### Exercise aim:
Below, find each line holding "Disambiguation" and state how many there are, using the number alone.

### Records from a dataset:
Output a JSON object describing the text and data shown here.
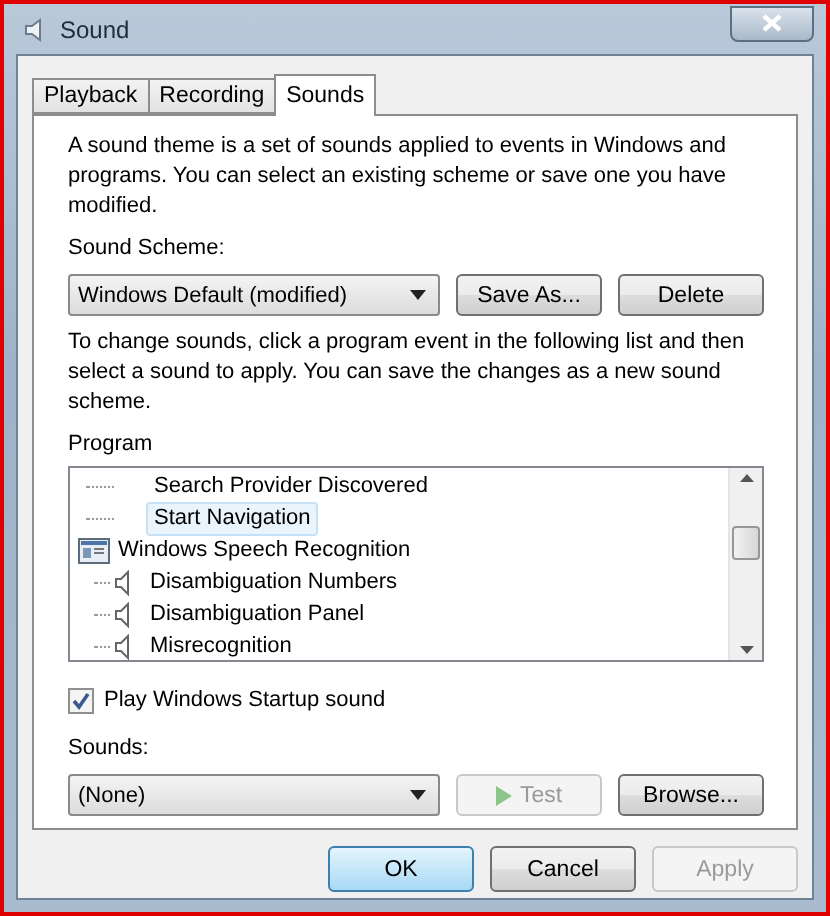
{
  "window": {
    "title": "Sound"
  },
  "tabs": [
    {
      "label": "Playback",
      "selected": false
    },
    {
      "label": "Recording",
      "selected": false
    },
    {
      "label": "Sounds",
      "selected": true
    }
  ],
  "intro": "A sound theme is a set of sounds applied to events in Windows and programs.  You can select an existing scheme or save one you have modified.",
  "scheme": {
    "label": "Sound Scheme:",
    "value": "Windows Default (modified)",
    "buttons": [
      {
        "label": "Save As...",
        "disabled": false
      },
      {
        "label": "Delete",
        "disabled": false
      }
    ]
  },
  "instructions": "To change sounds, click a program event in the following list and then select a sound to apply.  You can save the changes as a new sound scheme.",
  "program": {
    "label": "Program",
    "items": [
      {
        "kind": "event",
        "label": "Search Provider Discovered",
        "has_sound": false,
        "selected": false
      },
      {
        "kind": "event",
        "label": "Start Navigation",
        "has_sound": false,
        "selected": true
      },
      {
        "kind": "app",
        "label": "Windows Speech Recognition",
        "selected": false,
        "children": [
          {
            "kind": "event",
            "label": "Disambiguation Numbers",
            "has_sound": true,
            "selected": false
          },
          {
            "kind": "event",
            "label": "Disambiguation Panel",
            "has_sound": true,
            "selected": false
          },
          {
            "kind": "event",
            "label": "Misrecognition",
            "has_sound": true,
            "selected": false
          }
        ]
      }
    ]
  },
  "startup": {
    "label": "Play Windows Startup sound",
    "checked": true
  },
  "sounds": {
    "label": "Sounds:",
    "value": "(None)",
    "buttons": [
      {
        "kind": "test",
        "label": "Test",
        "disabled": true
      },
      {
        "kind": "browse",
        "label": "Browse...",
        "disabled": false
      }
    ]
  },
  "footer_buttons": [
    {
      "label": "OK",
      "default": true,
      "disabled": false
    },
    {
      "label": "Cancel",
      "default": false,
      "disabled": false
    },
    {
      "label": "Apply",
      "default": false,
      "disabled": true
    }
  ]
}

### Solution:
2